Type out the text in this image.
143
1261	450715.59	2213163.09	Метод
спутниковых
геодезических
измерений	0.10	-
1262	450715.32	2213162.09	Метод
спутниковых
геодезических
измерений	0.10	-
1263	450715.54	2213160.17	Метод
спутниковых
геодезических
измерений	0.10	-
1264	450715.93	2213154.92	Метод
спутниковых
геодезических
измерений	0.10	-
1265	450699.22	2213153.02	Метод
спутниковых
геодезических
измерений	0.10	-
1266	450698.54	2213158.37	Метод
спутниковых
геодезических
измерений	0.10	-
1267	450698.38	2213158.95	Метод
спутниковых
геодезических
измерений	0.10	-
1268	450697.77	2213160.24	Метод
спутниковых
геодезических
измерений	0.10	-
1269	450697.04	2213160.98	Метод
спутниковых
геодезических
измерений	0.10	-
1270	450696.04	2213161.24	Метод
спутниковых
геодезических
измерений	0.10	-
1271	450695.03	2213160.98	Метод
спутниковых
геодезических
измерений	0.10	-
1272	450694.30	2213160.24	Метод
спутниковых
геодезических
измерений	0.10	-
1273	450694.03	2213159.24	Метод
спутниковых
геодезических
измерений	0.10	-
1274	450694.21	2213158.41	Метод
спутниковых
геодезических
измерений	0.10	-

□ □ □ □ □

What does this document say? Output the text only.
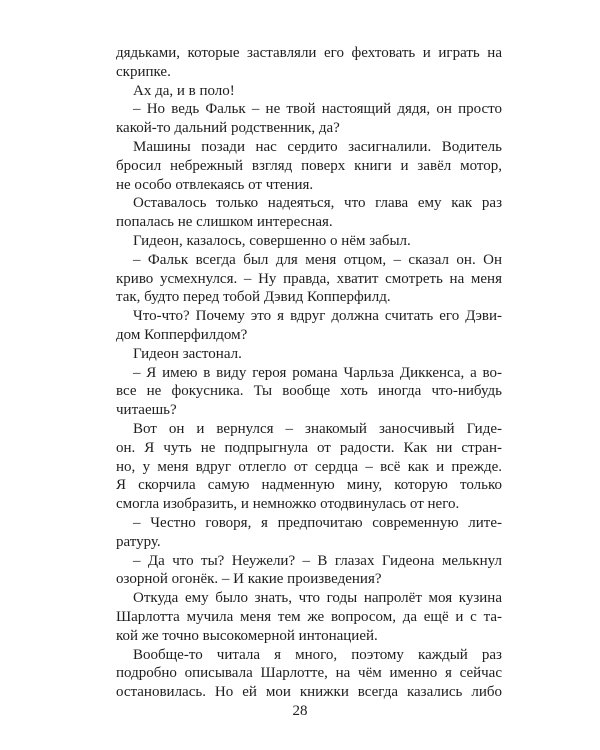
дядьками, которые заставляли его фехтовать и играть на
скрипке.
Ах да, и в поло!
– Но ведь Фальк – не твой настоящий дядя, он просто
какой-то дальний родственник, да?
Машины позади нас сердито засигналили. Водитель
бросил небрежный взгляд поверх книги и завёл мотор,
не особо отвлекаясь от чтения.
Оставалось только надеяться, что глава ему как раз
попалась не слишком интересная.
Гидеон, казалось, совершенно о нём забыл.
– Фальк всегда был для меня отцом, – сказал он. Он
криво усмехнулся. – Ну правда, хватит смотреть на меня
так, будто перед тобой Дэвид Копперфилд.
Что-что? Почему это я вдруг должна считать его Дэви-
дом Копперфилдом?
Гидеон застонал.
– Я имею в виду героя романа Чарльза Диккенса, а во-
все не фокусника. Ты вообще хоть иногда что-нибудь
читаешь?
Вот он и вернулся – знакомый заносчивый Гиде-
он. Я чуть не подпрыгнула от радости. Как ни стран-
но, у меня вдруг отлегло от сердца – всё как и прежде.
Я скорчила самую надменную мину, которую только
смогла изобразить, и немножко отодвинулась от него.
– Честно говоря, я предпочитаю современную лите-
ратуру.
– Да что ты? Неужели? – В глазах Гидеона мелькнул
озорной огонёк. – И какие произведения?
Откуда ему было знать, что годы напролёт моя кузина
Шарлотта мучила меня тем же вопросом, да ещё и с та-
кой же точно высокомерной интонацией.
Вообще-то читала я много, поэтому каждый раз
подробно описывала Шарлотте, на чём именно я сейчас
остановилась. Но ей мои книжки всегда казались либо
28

□ □ □ □ □

**TASK DIRECTIONS**
Each line in the entries above that includes the string "меня" should be extracted.

**EXERCISE OUTPUT**
– Фальк всегда был для меня отцом, – сказал он. Он
криво усмехнулся. – Ну правда, хватит смотреть на меня
но, у меня вдруг отлегло от сердца – всё как и прежде.
Шарлотта мучила меня тем же вопросом, да ещё и с та-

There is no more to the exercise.